═════ Data provided ═════

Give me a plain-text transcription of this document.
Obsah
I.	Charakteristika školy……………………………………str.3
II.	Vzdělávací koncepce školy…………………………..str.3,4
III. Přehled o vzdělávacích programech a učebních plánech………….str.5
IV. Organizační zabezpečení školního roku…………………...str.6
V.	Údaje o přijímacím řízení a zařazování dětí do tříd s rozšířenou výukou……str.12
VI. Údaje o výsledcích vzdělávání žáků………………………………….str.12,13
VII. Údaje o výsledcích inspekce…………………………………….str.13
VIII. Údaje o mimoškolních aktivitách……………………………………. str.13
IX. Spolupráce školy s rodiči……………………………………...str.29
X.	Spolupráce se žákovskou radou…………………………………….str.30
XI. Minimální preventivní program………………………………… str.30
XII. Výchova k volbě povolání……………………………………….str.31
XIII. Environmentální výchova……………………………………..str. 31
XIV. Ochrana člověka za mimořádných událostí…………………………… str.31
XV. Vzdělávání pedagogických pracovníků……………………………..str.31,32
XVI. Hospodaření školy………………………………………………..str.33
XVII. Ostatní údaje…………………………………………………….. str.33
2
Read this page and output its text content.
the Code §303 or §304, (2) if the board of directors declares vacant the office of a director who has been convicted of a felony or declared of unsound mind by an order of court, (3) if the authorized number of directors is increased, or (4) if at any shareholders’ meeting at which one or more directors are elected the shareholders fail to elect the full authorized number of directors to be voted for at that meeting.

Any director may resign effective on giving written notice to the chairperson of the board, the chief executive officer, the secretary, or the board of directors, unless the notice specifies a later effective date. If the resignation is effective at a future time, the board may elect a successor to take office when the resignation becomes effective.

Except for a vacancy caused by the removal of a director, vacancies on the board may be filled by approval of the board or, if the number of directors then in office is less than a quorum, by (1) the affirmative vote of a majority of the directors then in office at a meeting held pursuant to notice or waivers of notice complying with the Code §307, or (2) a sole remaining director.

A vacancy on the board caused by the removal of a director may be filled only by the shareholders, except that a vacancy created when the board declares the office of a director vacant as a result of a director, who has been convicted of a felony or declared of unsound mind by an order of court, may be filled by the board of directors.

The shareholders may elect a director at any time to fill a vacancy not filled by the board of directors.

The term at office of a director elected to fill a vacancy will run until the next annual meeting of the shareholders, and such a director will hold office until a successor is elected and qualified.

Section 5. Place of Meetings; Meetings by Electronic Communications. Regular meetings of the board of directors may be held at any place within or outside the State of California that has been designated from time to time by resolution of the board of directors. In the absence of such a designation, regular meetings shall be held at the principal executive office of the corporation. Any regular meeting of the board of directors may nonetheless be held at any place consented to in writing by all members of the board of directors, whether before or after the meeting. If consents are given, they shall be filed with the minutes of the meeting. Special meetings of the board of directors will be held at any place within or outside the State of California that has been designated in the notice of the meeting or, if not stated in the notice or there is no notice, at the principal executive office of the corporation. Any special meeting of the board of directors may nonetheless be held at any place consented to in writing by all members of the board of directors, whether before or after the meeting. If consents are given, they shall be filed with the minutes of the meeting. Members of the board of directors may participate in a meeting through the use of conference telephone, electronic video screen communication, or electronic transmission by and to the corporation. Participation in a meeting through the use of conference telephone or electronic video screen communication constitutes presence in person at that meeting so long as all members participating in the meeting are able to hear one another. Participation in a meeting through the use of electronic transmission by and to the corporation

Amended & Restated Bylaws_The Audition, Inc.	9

═════

Restate every line of the data word for word.

### Full solution
Give me a plain-text transcription of this document.
Obsah
I.	Charakteristika školy……………………………………str.3
II.	Vzdělávací koncepce školy…………………………..str.3,4
III. Přehled o vzdělávacích programech a učebních plánech………….str.5
IV. Organizační zabezpečení školního roku…………………...str.6
V.	Údaje o přijímacím řízení a zařazování dětí do tříd s rozšířenou výukou……str.12
VI. Údaje o výsledcích vzdělávání žáků………………………………….str.12,13
VII. Údaje o výsledcích inspekce…………………………………….str.13
VIII. Údaje o mimoškolních aktivitách……………………………………. str.13
IX. Spolupráce školy s rodiči……………………………………...str.29
X.	Spolupráce se žákovskou radou…………………………………….str.30
XI. Minimální preventivní program………………………………… str.30
XII. Výchova k volbě povolání……………………………………….str.31
XIII. Environmentální výchova……………………………………..str. 31
XIV. Ochrana člověka za mimořádných událostí…………………………… str.31
XV. Vzdělávání pedagogických pracovníků……………………………..str.31,32
XVI. Hospodaření školy………………………………………………..str.33
XVII. Ostatní údaje…………………………………………………….. str.33
2
Read this page and output its text content.
the Code §303 or §304, (2) if the board of directors declares vacant the office of a director who has been convicted of a felony or declared of unsound mind by an order of court, (3) if the authorized number of directors is increased, or (4) if at any shareholders’ meeting at which one or more directors are elected the shareholders fail to elect the full authorized number of directors to be voted for at that meeting.

Any director may resign effective on giving written notice to the chairperson of the board, the chief executive officer, the secretary, or the board of directors, unless the notice specifies a later effective date. If the resignation is effective at a future time, the board may elect a successor to take office when the resignation becomes effective.

Except for a vacancy caused by the removal of a director, vacancies on the board may be filled by approval of the board or, if the number of directors then in office is less than a quorum, by (1) the affirmative vote of a majority of the directors then in office at a meeting held pursuant to notice or waivers of notice complying with the Code §307, or (2) a sole remaining director.

A vacancy on the board caused by the removal of a director may be filled only by the shareholders, except that a vacancy created when the board declares the office of a director vacant as a result of a director, who has been convicted of a felony or declared of unsound mind by an order of court, may be filled by the board of directors.

The shareholders may elect a director at any time to fill a vacancy not filled by the board of directors.

The term at office of a director elected to fill a vacancy will run until the next annual meeting of the shareholders, and such a director will hold office until a successor is elected and qualified.

Section 5. Place of Meetings; Meetings by Electronic Communications. Regular meetings of the board of directors may be held at any place within or outside the State of California that has been designated from time to time by resolution of the board of directors. In the absence of such a designation, regular meetings shall be held at the principal executive office of the corporation. Any regular meeting of the board of directors may nonetheless be held at any place consented to in writing by all members of the board of directors, whether before or after the meeting. If consents are given, they shall be filed with the minutes of the meeting. Special meetings of the board of directors will be held at any place within or outside the State of California that has been designated in the notice of the meeting or, if not stated in the notice or there is no notice, at the principal executive office of the corporation. Any special meeting of the board of directors may nonetheless be held at any place consented to in writing by all members of the board of directors, whether before or after the meeting. If consents are given, they shall be filed with the minutes of the meeting. Members of the board of directors may participate in a meeting through the use of conference telephone, electronic video screen communication, or electronic transmission by and to the corporation. Participation in a meeting through the use of conference telephone or electronic video screen communication constitutes presence in person at that meeting so long as all members participating in the meeting are able to hear one another. Participation in a meeting through the use of electronic transmission by and to the corporation

Amended & Restated Bylaws_The Audition, Inc.	9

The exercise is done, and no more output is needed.